▸ What to work on
In your copy, repeat the records exactly and leave out the pictures.

▸ Dataset rows
Start

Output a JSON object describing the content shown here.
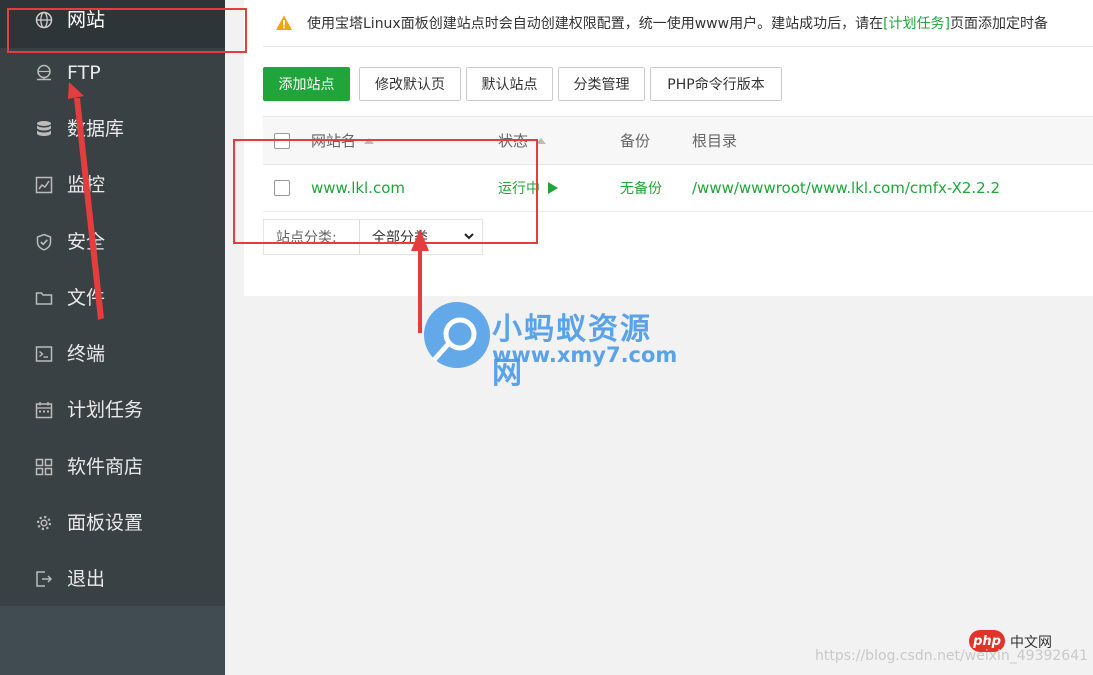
{
  "sidebar": {
    "items": [
      {
        "label": "网站",
        "icon": "globe-icon",
        "active": true
      },
      {
        "label": "FTP",
        "icon": "ftp-icon"
      },
      {
        "label": "数据库",
        "icon": "database-icon"
      },
      {
        "label": "监控",
        "icon": "monitor-chart-icon"
      },
      {
        "label": "安全",
        "icon": "shield-icon"
      },
      {
        "label": "文件",
        "icon": "folder-icon"
      },
      {
        "label": "终端",
        "icon": "terminal-icon"
      },
      {
        "label": "计划任务",
        "icon": "calendar-icon"
      },
      {
        "label": "软件商店",
        "icon": "grid-apps-icon"
      },
      {
        "label": "面板设置",
        "icon": "gear-icon"
      },
      {
        "label": "退出",
        "icon": "logout-icon"
      }
    ]
  },
  "notice": {
    "icon": "warning-icon",
    "text_before": "使用宝塔Linux面板创建站点时会自动创建权限配置，统一使用www用户。建站成功后，请在",
    "link": "[计划任务]",
    "text_after": "页面添加定时备"
  },
  "toolbar": {
    "add_site": "添加站点",
    "edit_default_page": "修改默认页",
    "default_site": "默认站点",
    "category_manage": "分类管理",
    "php_cli_version": "PHP命令行版本"
  },
  "table": {
    "headers": {
      "name": "网站名",
      "status": "状态",
      "backup": "备份",
      "root": "根目录"
    },
    "rows": [
      {
        "name": "www.lkl.com",
        "status": "运行中",
        "backup": "无备份",
        "root": "/www/wwwroot/www.lkl.com/cmfx-X2.2.2"
      }
    ]
  },
  "filter": {
    "label": "站点分类:",
    "selected": "全部分类"
  },
  "watermark": {
    "title": "小蚂蚁资源网",
    "url": "www.xmy7.com"
  },
  "footer": {
    "php_logo": "php",
    "php_site": "中文网",
    "csdn": "https://blog.csdn.net/weixin_49392641"
  },
  "colors": {
    "accent": "#20a53a",
    "sidebar": "#394145",
    "annotation": "#e33d3d",
    "watermark": "#4a9be8"
  }
}
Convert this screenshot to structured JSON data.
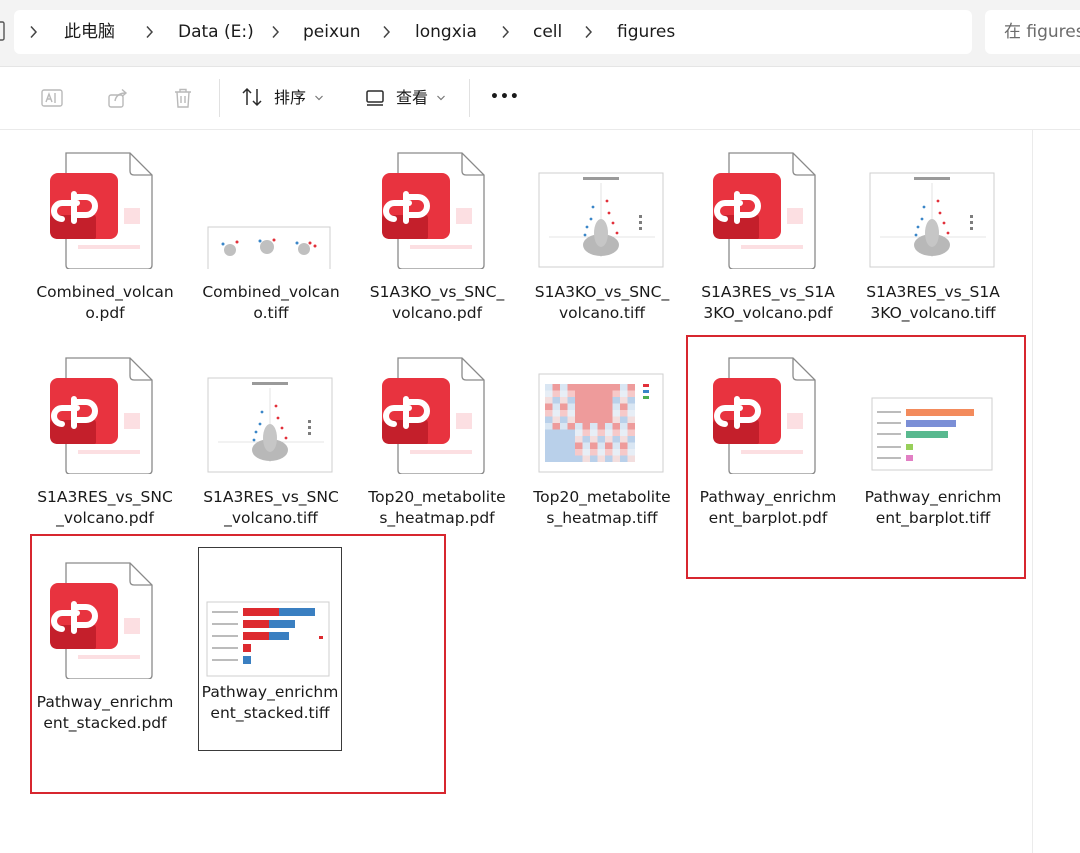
{
  "breadcrumb": {
    "items": [
      "此电脑",
      "Data (E:)",
      "peixun",
      "longxia",
      "cell",
      "figures"
    ]
  },
  "search": {
    "placeholder": "在 figures 中搜索"
  },
  "toolbar": {
    "sort_label": "排序",
    "view_label": "查看",
    "more_label": "•••",
    "icons": [
      "rename-icon",
      "share-icon",
      "delete-icon",
      "sort-icon",
      "view-icon",
      "more-icon"
    ]
  },
  "colors": {
    "pdf_red": "#e8333f",
    "selection_highlight": "#d7262f",
    "volcano_up": "#e2303a",
    "volcano_down": "#3a86c8",
    "volcano_ns": "#b8b8b8",
    "stacked_red": "#dd2a2f",
    "stacked_blue": "#3a7fc1"
  },
  "files": [
    {
      "name": "Combined_volcano.pdf",
      "type": "pdf"
    },
    {
      "name": "Combined_volcano.tiff",
      "type": "tiff"
    },
    {
      "name": "S1A3KO_vs_SNC_volcano.pdf",
      "type": "pdf"
    },
    {
      "name": "S1A3KO_vs_SNC_volcano.tiff",
      "type": "tiff"
    },
    {
      "name": "S1A3RES_vs_S1A3KO_volcano.pdf",
      "type": "pdf"
    },
    {
      "name": "S1A3RES_vs_S1A3KO_volcano.tiff",
      "type": "tiff"
    },
    {
      "name": "S1A3RES_vs_SNC_volcano.pdf",
      "type": "pdf"
    },
    {
      "name": "S1A3RES_vs_SNC_volcano.tiff",
      "type": "tiff"
    },
    {
      "name": "Top20_metabolites_heatmap.pdf",
      "type": "pdf"
    },
    {
      "name": "Top20_metabolites_heatmap.tiff",
      "type": "tiff"
    },
    {
      "name": "Pathway_enrichment_barplot.pdf",
      "type": "pdf"
    },
    {
      "name": "Pathway_enrichment_barplot.tiff",
      "type": "tiff"
    },
    {
      "name": "Pathway_enrichment_stacked.pdf",
      "type": "pdf"
    },
    {
      "name": "Pathway_enrichment_stacked.tiff",
      "type": "tiff",
      "selected": true
    }
  ]
}
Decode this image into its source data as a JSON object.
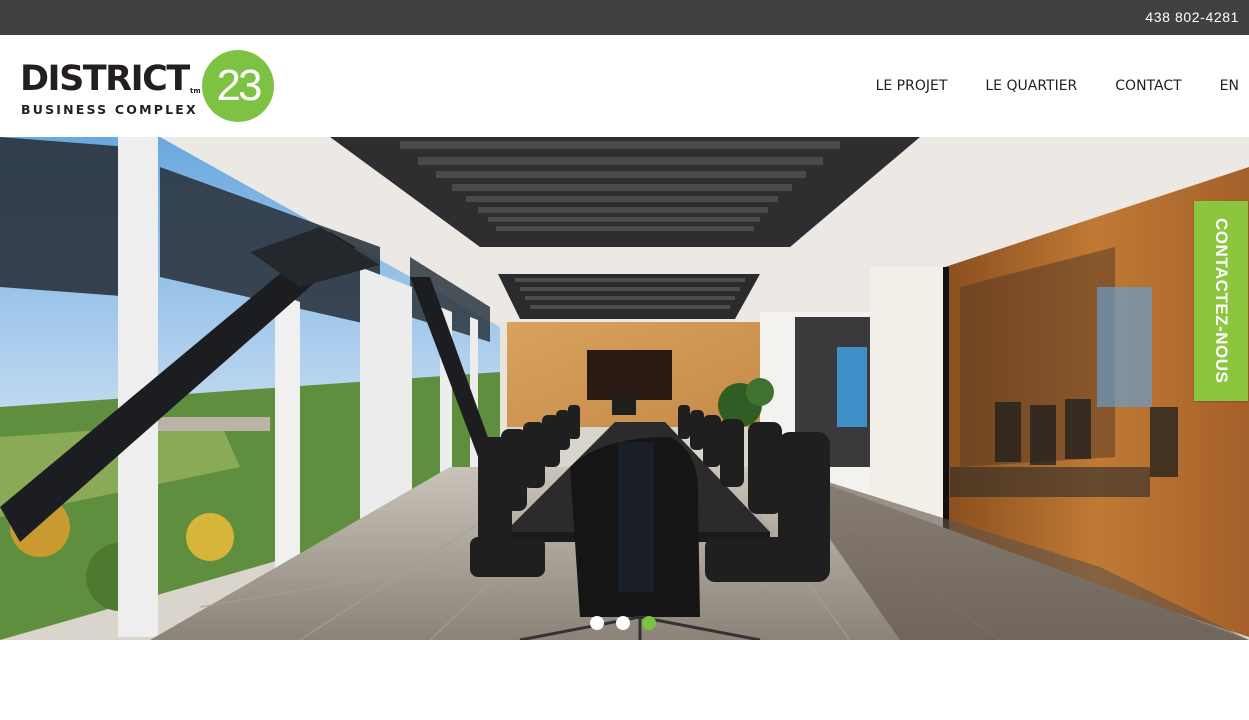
{
  "topbar": {
    "phone": "438 802-4281"
  },
  "logo": {
    "wordmark": "DISTRICT",
    "tm": "tm",
    "number": "23",
    "subtitle": "BUSINESS COMPLEX",
    "circle_color": "#7dc242"
  },
  "nav": {
    "items": [
      {
        "label": "LE PROJET"
      },
      {
        "label": "LE QUARTIER"
      },
      {
        "label": "CONTACT"
      },
      {
        "label": "EN"
      }
    ]
  },
  "hero": {
    "image_subject": "boardroom-photo",
    "slide_count": 3,
    "active_slide": 3
  },
  "side_tab": {
    "label": "CONTACTEZ-NOUS",
    "color": "#8cc63f"
  },
  "colors": {
    "topbar": "#414042",
    "accent": "#7dc242"
  }
}
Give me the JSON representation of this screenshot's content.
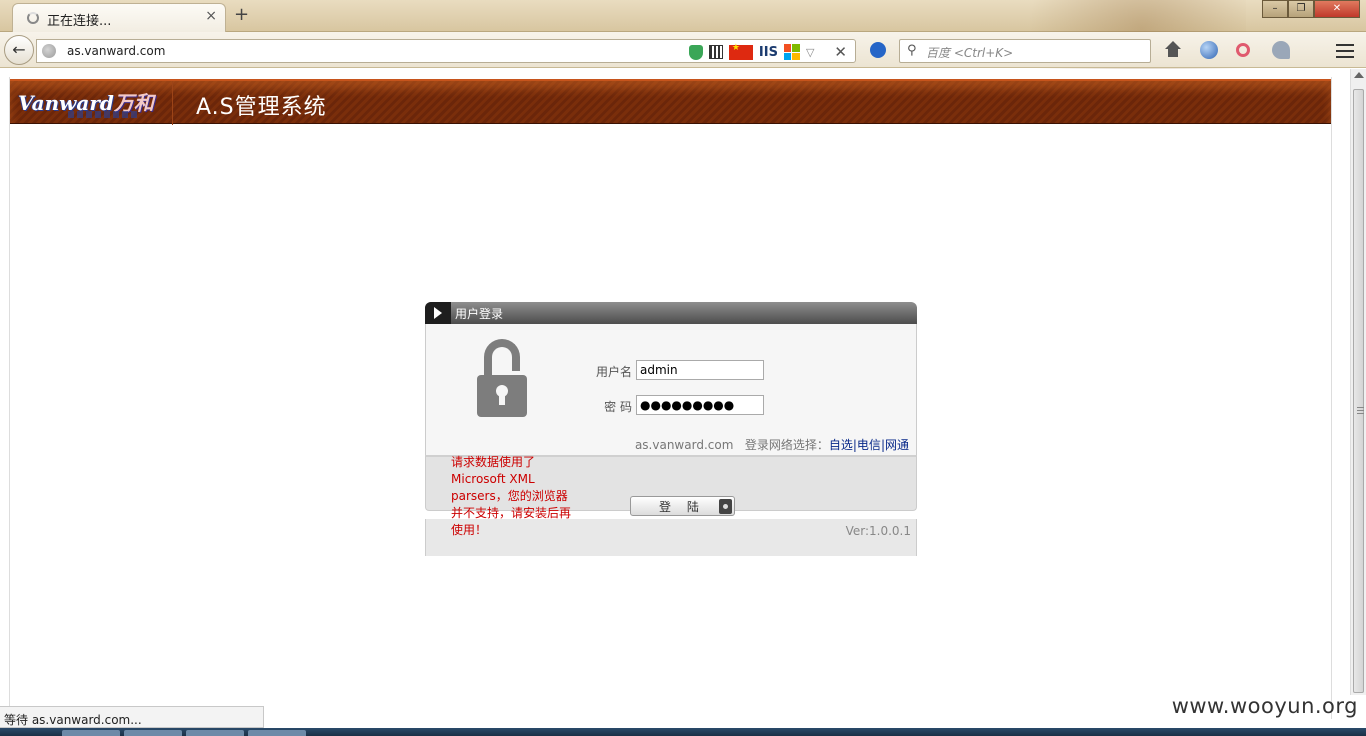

End

▸ Response to this exercise
Output a JSON object describing the content shown here.
{
  "sidebar": {
    "items": [
      {
        "label": "网站",
        "icon": "globe-icon",
        "active": true
      },
      {
        "label": "FTP",
        "icon": "ftp-icon"
      },
      {
        "label": "数据库",
        "icon": "database-icon"
      },
      {
        "label": "监控",
        "icon": "monitor-chart-icon"
      },
      {
        "label": "安全",
        "icon": "shield-icon"
      },
      {
        "label": "文件",
        "icon": "folder-icon"
      },
      {
        "label": "终端",
        "icon": "terminal-icon"
      },
      {
        "label": "计划任务",
        "icon": "calendar-icon"
      },
      {
        "label": "软件商店",
        "icon": "grid-apps-icon"
      },
      {
        "label": "面板设置",
        "icon": "gear-icon"
      },
      {
        "label": "退出",
        "icon": "logout-icon"
      }
    ]
  },
  "notice": {
    "icon": "warning-icon",
    "text_before": "使用宝塔Linux面板创建站点时会自动创建权限配置，统一使用www用户。建站成功后，请在",
    "link": "[计划任务]",
    "text_after": "页面添加定时备"
  },
  "toolbar": {
    "add_site": "添加站点",
    "edit_default_page": "修改默认页",
    "default_site": "默认站点",
    "category_manage": "分类管理",
    "php_cli_version": "PHP命令行版本"
  },
  "table": {
    "headers": {
      "name": "网站名",
      "status": "状态",
      "backup": "备份",
      "root": "根目录"
    },
    "rows": [
      {
        "name": "www.lkl.com",
        "status": "运行中",
        "backup": "无备份",
        "root": "/www/wwwroot/www.lkl.com/cmfx-X2.2.2"
      }
    ]
  },
  "filter": {
    "label": "站点分类:",
    "selected": "全部分类"
  },
  "watermark": {
    "title": "小蚂蚁资源网",
    "url": "www.xmy7.com"
  },
  "footer": {
    "php_logo": "php",
    "php_site": "中文网",
    "csdn": "https://blog.csdn.net/weixin_49392641"
  },
  "colors": {
    "accent": "#20a53a",
    "sidebar": "#394145",
    "annotation": "#e33d3d",
    "watermark": "#4a9be8"
  }
}
Convert this screenshot to structured JSON data.
{
  "breadcrumb": {
    "items": [
      "此电脑",
      "Data (E:)",
      "peixun",
      "longxia",
      "cell",
      "figures"
    ]
  },
  "search": {
    "placeholder": "在 figures 中搜索"
  },
  "toolbar": {
    "sort_label": "排序",
    "view_label": "查看",
    "more_label": "•••",
    "icons": [
      "rename-icon",
      "share-icon",
      "delete-icon",
      "sort-icon",
      "view-icon",
      "more-icon"
    ]
  },
  "colors": {
    "pdf_red": "#e8333f",
    "selection_highlight": "#d7262f",
    "volcano_up": "#e2303a",
    "volcano_down": "#3a86c8",
    "volcano_ns": "#b8b8b8",
    "stacked_red": "#dd2a2f",
    "stacked_blue": "#3a7fc1"
  },
  "files": [
    {
      "name": "Combined_volcano.pdf",
      "type": "pdf"
    },
    {
      "name": "Combined_volcano.tiff",
      "type": "tiff"
    },
    {
      "name": "S1A3KO_vs_SNC_volcano.pdf",
      "type": "pdf"
    },
    {
      "name": "S1A3KO_vs_SNC_volcano.tiff",
      "type": "tiff"
    },
    {
      "name": "S1A3RES_vs_S1A3KO_volcano.pdf",
      "type": "pdf"
    },
    {
      "name": "S1A3RES_vs_S1A3KO_volcano.tiff",
      "type": "tiff"
    },
    {
      "name": "S1A3RES_vs_SNC_volcano.pdf",
      "type": "pdf"
    },
    {
      "name": "S1A3RES_vs_SNC_volcano.tiff",
      "type": "tiff"
    },
    {
      "name": "Top20_metabolites_heatmap.pdf",
      "type": "pdf"
    },
    {
      "name": "Top20_metabolites_heatmap.tiff",
      "type": "tiff"
    },
    {
      "name": "Pathway_enrichment_barplot.pdf",
      "type": "pdf"
    },
    {
      "name": "Pathway_enrichment_barplot.tiff",
      "type": "tiff"
    },
    {
      "name": "Pathway_enrichment_stacked.pdf",
      "type": "pdf"
    },
    {
      "name": "Pathway_enrichment_stacked.tiff",
      "type": "tiff",
      "selected": true
    }
  ]
}
Decode this image into its source data as a JSON object.
{
  "topbar": {
    "phone": "438 802-4281"
  },
  "logo": {
    "wordmark": "DISTRICT",
    "tm": "tm",
    "number": "23",
    "subtitle": "BUSINESS COMPLEX",
    "circle_color": "#7dc242"
  },
  "nav": {
    "items": [
      {
        "label": "LE PROJET"
      },
      {
        "label": "LE QUARTIER"
      },
      {
        "label": "CONTACT"
      },
      {
        "label": "EN"
      }
    ]
  },
  "hero": {
    "image_subject": "boardroom-photo",
    "slide_count": 3,
    "active_slide": 3
  },
  "side_tab": {
    "label": "CONTACTEZ-NOUS",
    "color": "#8cc63f"
  },
  "colors": {
    "topbar": "#414042",
    "accent": "#7dc242"
  }
}
Give me the JSON representation of this screenshot's content.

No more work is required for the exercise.